**Goal:**
Transcribe the records exactly, everything from the line that contains "Find 28 of the" down to the line that contains "data-label: 1.5% xyxy=(124,366,154,382)", with both of those lines included.
START
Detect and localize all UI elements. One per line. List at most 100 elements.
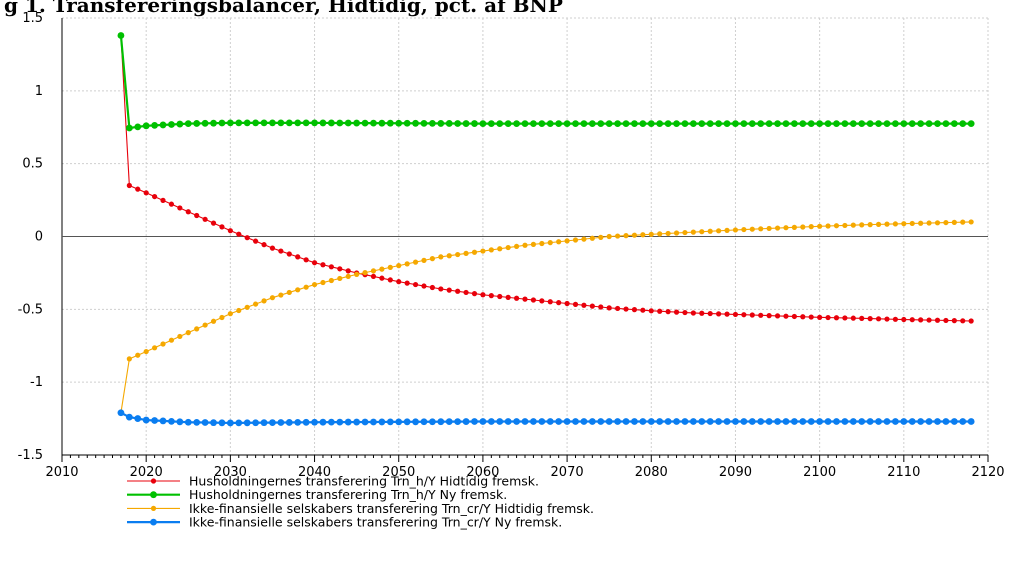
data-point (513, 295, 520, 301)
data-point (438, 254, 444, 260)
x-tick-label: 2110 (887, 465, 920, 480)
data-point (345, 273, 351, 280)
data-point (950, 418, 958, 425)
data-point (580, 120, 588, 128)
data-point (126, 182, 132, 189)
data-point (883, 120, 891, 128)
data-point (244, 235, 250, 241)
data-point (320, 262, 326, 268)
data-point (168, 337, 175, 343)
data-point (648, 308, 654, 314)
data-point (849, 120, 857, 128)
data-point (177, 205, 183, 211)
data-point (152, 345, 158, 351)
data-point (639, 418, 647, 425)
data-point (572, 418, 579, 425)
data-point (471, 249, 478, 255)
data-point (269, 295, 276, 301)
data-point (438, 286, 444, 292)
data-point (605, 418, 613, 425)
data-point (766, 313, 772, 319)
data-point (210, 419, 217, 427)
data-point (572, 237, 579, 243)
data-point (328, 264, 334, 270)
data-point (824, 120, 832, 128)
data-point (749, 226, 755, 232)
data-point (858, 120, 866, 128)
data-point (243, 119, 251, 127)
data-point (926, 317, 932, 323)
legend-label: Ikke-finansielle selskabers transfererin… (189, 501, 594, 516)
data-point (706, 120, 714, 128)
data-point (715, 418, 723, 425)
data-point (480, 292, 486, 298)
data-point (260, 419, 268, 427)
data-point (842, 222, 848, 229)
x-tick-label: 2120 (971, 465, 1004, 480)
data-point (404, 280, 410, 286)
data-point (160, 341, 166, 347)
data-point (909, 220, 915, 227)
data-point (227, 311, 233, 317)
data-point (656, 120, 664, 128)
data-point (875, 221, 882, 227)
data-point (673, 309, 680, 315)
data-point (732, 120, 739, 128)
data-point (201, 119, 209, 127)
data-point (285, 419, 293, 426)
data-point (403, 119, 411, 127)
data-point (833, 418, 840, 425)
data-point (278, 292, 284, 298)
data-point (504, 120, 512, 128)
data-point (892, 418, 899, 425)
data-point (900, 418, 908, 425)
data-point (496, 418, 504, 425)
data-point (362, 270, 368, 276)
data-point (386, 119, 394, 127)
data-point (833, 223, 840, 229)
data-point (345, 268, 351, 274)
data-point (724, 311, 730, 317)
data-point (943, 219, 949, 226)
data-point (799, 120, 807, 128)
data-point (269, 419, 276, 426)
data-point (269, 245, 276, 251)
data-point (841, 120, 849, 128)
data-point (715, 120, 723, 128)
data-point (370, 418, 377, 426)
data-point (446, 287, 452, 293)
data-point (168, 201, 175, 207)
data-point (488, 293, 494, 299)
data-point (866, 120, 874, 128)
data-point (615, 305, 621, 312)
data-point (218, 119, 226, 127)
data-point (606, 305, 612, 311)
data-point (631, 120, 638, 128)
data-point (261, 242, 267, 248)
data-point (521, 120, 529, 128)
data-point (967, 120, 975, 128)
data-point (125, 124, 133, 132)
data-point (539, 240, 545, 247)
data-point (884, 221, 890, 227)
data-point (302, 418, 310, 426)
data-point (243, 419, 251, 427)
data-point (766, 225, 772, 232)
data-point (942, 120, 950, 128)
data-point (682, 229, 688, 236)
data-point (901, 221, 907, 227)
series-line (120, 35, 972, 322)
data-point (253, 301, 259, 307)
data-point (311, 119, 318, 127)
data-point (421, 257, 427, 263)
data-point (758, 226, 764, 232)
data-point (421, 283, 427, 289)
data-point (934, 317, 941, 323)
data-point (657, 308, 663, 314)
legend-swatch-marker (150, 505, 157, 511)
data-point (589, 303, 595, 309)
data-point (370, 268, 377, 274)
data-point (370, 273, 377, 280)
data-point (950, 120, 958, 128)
END
START
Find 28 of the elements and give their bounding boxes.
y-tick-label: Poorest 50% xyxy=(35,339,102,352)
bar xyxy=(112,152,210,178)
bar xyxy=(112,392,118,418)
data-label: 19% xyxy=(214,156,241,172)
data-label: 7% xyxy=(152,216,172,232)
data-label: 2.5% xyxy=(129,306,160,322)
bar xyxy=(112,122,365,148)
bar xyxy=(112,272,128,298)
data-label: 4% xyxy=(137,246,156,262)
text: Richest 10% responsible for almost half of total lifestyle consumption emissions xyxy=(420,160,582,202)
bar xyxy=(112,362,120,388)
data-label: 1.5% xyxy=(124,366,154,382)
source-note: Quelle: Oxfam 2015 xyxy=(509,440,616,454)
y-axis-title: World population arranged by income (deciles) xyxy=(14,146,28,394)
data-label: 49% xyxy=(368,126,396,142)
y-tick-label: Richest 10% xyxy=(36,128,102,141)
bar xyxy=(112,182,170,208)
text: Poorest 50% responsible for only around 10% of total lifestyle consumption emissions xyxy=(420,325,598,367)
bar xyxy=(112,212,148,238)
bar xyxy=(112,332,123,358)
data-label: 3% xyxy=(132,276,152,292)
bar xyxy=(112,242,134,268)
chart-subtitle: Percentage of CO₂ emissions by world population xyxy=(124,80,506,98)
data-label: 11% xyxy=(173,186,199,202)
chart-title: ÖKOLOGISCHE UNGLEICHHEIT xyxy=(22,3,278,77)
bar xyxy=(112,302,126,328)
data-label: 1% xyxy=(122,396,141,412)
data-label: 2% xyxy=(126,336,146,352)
END
**Result:**
Find 28 of the elements and give their bounding boxes.
y-tick-label: Poorest 50% xyxy=(35,339,102,352)
bar xyxy=(112,152,210,178)
bar xyxy=(112,392,118,418)
data-label: 19% xyxy=(214,156,241,172)
data-label: 7% xyxy=(152,216,172,232)
data-label: 2.5% xyxy=(129,306,160,322)
bar xyxy=(112,122,365,148)
bar xyxy=(112,272,128,298)
data-label: 4% xyxy=(137,246,156,262)
text: Richest 10% responsible for almost half of total lifestyle consumption emissions xyxy=(420,160,582,202)
bar xyxy=(112,362,120,388)
data-label: 1.5% xyxy=(124,366,154,382)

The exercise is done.